Data records:

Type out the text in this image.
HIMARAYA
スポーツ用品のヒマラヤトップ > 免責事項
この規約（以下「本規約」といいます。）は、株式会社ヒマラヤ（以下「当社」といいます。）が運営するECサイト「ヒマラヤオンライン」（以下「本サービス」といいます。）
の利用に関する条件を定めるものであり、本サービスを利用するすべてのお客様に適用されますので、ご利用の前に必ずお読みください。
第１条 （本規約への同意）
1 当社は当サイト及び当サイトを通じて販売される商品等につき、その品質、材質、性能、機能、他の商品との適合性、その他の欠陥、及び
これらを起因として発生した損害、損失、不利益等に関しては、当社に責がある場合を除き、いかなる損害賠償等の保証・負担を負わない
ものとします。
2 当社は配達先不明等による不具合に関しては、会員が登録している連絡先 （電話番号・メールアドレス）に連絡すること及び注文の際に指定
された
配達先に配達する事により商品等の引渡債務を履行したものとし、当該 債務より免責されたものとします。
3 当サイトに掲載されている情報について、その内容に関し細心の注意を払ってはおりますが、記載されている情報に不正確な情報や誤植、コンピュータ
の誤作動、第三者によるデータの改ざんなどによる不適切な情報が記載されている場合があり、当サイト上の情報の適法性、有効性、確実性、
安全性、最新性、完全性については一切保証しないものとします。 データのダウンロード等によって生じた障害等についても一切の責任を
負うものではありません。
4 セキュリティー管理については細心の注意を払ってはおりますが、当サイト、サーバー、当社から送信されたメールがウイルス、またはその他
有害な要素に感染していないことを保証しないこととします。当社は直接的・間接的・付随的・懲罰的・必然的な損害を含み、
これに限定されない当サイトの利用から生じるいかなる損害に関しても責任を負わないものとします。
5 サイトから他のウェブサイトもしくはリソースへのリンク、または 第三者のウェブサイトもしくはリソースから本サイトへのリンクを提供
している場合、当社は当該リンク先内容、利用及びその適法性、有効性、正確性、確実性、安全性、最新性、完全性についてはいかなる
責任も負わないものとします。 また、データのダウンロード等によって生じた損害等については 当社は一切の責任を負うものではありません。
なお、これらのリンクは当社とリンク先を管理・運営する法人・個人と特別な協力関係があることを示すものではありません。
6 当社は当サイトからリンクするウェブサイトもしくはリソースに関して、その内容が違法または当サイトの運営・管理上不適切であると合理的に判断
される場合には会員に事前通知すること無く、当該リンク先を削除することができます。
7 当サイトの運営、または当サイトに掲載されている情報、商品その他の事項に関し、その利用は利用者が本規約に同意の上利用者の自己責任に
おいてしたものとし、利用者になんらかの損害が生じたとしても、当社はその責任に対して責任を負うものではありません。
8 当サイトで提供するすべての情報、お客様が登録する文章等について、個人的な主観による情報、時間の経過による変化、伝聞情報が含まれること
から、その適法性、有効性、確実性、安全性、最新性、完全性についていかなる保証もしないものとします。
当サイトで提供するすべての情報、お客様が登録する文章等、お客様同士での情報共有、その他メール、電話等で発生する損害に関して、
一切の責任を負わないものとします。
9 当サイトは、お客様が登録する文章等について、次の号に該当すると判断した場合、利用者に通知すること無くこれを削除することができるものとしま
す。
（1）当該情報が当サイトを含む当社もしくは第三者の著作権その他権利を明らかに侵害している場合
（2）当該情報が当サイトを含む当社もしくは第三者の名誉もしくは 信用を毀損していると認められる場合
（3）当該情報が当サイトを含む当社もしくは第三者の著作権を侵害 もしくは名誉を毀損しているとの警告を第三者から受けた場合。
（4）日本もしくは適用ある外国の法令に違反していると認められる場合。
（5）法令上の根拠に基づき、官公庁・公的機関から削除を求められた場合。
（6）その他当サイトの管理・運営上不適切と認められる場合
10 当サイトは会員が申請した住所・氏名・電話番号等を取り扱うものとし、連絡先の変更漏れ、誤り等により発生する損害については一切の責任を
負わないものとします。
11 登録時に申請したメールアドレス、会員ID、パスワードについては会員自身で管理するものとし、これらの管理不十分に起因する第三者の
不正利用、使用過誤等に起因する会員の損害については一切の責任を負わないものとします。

## Given instruction
Produce an exact copy of the whole listing.

## Output of the task
Type out the text in this image.
HIMARAYA
スポーツ用品のヒマラヤトップ > 免責事項
この規約（以下「本規約」といいます。）は、株式会社ヒマラヤ（以下「当社」といいます。）が運営するECサイト「ヒマラヤオンライン」（以下「本サービス」といいます。）
の利用に関する条件を定めるものであり、本サービスを利用するすべてのお客様に適用されますので、ご利用の前に必ずお読みください。
第１条 （本規約への同意）
1 当社は当サイト及び当サイトを通じて販売される商品等につき、その品質、材質、性能、機能、他の商品との適合性、その他の欠陥、及び
これらを起因として発生した損害、損失、不利益等に関しては、当社に責がある場合を除き、いかなる損害賠償等の保証・負担を負わない
ものとします。
2 当社は配達先不明等による不具合に関しては、会員が登録している連絡先 （電話番号・メールアドレス）に連絡すること及び注文の際に指定
された
配達先に配達する事により商品等の引渡債務を履行したものとし、当該 債務より免責されたものとします。
3 当サイトに掲載されている情報について、その内容に関し細心の注意を払ってはおりますが、記載されている情報に不正確な情報や誤植、コンピュータ
の誤作動、第三者によるデータの改ざんなどによる不適切な情報が記載されている場合があり、当サイト上の情報の適法性、有効性、確実性、
安全性、最新性、完全性については一切保証しないものとします。 データのダウンロード等によって生じた障害等についても一切の責任を
負うものではありません。
4 セキュリティー管理については細心の注意を払ってはおりますが、当サイト、サーバー、当社から送信されたメールがウイルス、またはその他
有害な要素に感染していないことを保証しないこととします。当社は直接的・間接的・付随的・懲罰的・必然的な損害を含み、
これに限定されない当サイトの利用から生じるいかなる損害に関しても責任を負わないものとします。
5 サイトから他のウェブサイトもしくはリソースへのリンク、または 第三者のウェブサイトもしくはリソースから本サイトへのリンクを提供
している場合、当社は当該リンク先内容、利用及びその適法性、有効性、正確性、確実性、安全性、最新性、完全性についてはいかなる
責任も負わないものとします。 また、データのダウンロード等によって生じた損害等については 当社は一切の責任を負うものではありません。
なお、これらのリンクは当社とリンク先を管理・運営する法人・個人と特別な協力関係があることを示すものではありません。
6 当社は当サイトからリンクするウェブサイトもしくはリソースに関して、その内容が違法または当サイトの運営・管理上不適切であると合理的に判断
される場合には会員に事前通知すること無く、当該リンク先を削除することができます。
7 当サイトの運営、または当サイトに掲載されている情報、商品その他の事項に関し、その利用は利用者が本規約に同意の上利用者の自己責任に
おいてしたものとし、利用者になんらかの損害が生じたとしても、当社はその責任に対して責任を負うものではありません。
8 当サイトで提供するすべての情報、お客様が登録する文章等について、個人的な主観による情報、時間の経過による変化、伝聞情報が含まれること
から、その適法性、有効性、確実性、安全性、最新性、完全性についていかなる保証もしないものとします。
当サイトで提供するすべての情報、お客様が登録する文章等、お客様同士での情報共有、その他メール、電話等で発生する損害に関して、
一切の責任を負わないものとします。
9 当サイトは、お客様が登録する文章等について、次の号に該当すると判断した場合、利用者に通知すること無くこれを削除することができるものとしま
す。
（1）当該情報が当サイトを含む当社もしくは第三者の著作権その他権利を明らかに侵害している場合
（2）当該情報が当サイトを含む当社もしくは第三者の名誉もしくは 信用を毀損していると認められる場合
（3）当該情報が当サイトを含む当社もしくは第三者の著作権を侵害 もしくは名誉を毀損しているとの警告を第三者から受けた場合。
（4）日本もしくは適用ある外国の法令に違反していると認められる場合。
（5）法令上の根拠に基づき、官公庁・公的機関から削除を求められた場合。
（6）その他当サイトの管理・運営上不適切と認められる場合
10 当サイトは会員が申請した住所・氏名・電話番号等を取り扱うものとし、連絡先の変更漏れ、誤り等により発生する損害については一切の責任を
負わないものとします。
11 登録時に申請したメールアドレス、会員ID、パスワードについては会員自身で管理するものとし、これらの管理不十分に起因する第三者の
不正利用、使用過誤等に起因する会員の損害については一切の責任を負わないものとします。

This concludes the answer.